INSTRUCTIONS TO FOLLOW
In the entries that follow, how many lines contain "name"? Answer with the number only.

INFORMATION SHOWN

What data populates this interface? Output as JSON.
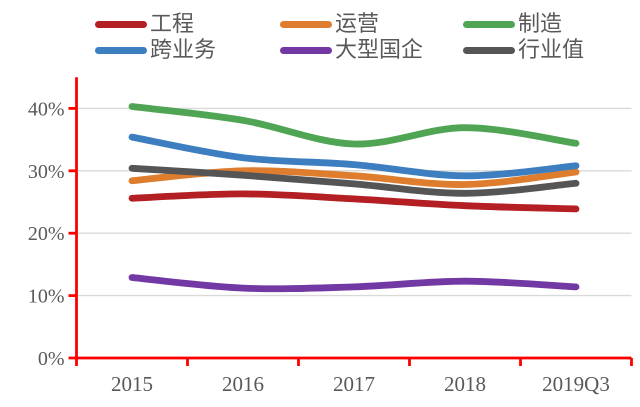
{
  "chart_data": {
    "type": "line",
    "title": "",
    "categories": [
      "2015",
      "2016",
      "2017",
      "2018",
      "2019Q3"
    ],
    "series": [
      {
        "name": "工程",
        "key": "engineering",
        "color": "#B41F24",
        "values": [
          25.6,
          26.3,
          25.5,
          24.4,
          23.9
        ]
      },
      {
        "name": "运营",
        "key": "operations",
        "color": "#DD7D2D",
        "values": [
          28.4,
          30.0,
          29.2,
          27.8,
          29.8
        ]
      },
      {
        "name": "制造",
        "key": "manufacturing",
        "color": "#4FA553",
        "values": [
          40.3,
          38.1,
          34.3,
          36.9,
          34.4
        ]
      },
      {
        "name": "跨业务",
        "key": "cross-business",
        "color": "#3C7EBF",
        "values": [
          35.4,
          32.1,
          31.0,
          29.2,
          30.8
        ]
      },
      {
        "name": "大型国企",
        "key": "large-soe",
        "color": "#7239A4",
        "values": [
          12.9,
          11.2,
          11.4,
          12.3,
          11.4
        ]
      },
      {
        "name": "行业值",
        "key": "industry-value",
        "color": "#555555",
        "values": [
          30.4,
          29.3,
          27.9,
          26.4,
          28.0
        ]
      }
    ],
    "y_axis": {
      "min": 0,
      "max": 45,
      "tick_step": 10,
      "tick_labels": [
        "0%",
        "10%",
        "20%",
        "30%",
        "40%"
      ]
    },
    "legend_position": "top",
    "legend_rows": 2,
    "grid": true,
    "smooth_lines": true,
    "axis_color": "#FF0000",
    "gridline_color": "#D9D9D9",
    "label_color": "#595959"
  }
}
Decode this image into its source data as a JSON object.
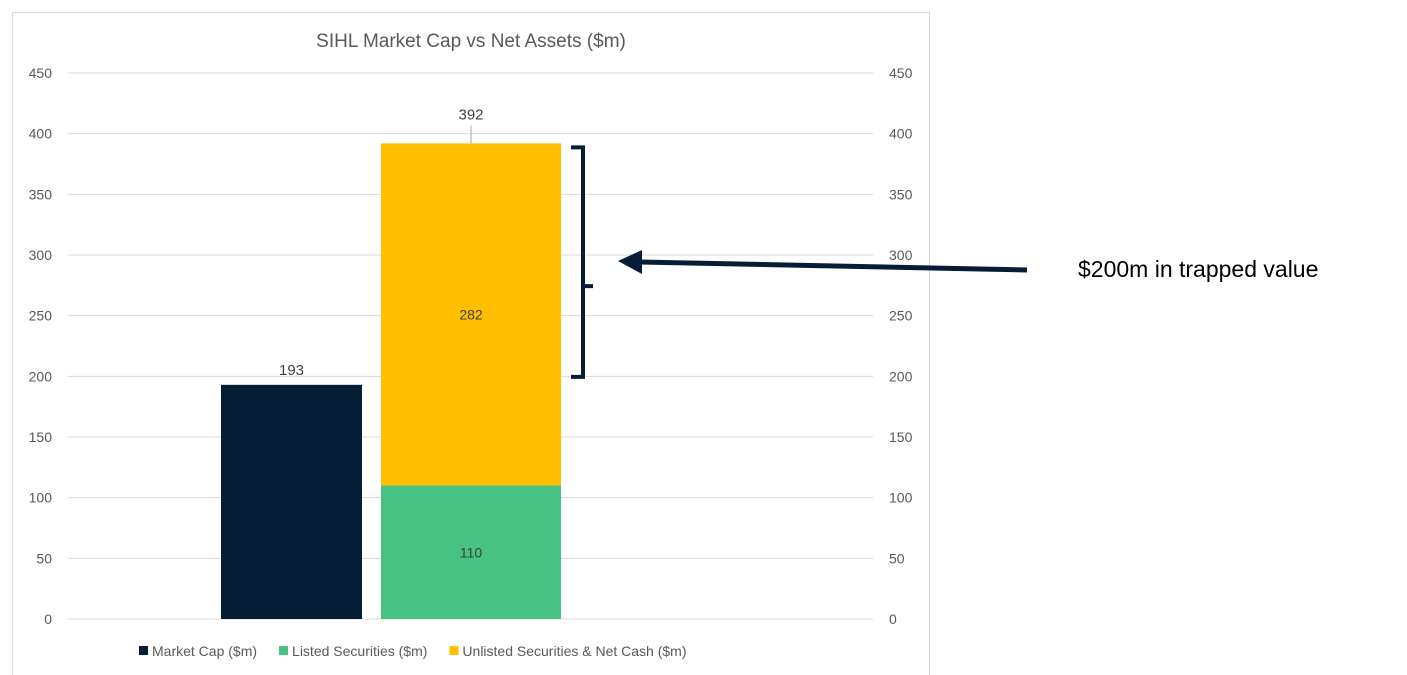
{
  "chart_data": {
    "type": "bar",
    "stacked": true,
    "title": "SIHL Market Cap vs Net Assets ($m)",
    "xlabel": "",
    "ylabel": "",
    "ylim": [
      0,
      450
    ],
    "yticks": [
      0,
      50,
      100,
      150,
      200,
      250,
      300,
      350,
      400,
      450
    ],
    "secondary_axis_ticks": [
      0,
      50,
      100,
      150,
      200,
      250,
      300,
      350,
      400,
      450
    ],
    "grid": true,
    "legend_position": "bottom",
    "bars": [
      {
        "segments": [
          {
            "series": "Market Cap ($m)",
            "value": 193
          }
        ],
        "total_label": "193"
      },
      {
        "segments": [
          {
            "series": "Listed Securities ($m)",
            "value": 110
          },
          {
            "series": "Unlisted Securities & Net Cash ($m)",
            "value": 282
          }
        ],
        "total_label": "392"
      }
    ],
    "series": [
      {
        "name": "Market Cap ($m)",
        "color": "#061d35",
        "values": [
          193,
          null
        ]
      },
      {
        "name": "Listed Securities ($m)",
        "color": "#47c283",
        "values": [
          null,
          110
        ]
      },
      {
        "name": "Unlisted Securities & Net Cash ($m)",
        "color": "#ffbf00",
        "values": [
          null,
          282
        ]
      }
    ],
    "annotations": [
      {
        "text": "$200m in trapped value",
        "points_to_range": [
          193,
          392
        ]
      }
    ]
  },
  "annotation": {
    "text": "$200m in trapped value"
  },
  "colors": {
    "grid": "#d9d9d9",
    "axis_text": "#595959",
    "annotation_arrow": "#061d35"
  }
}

RESPONSE
9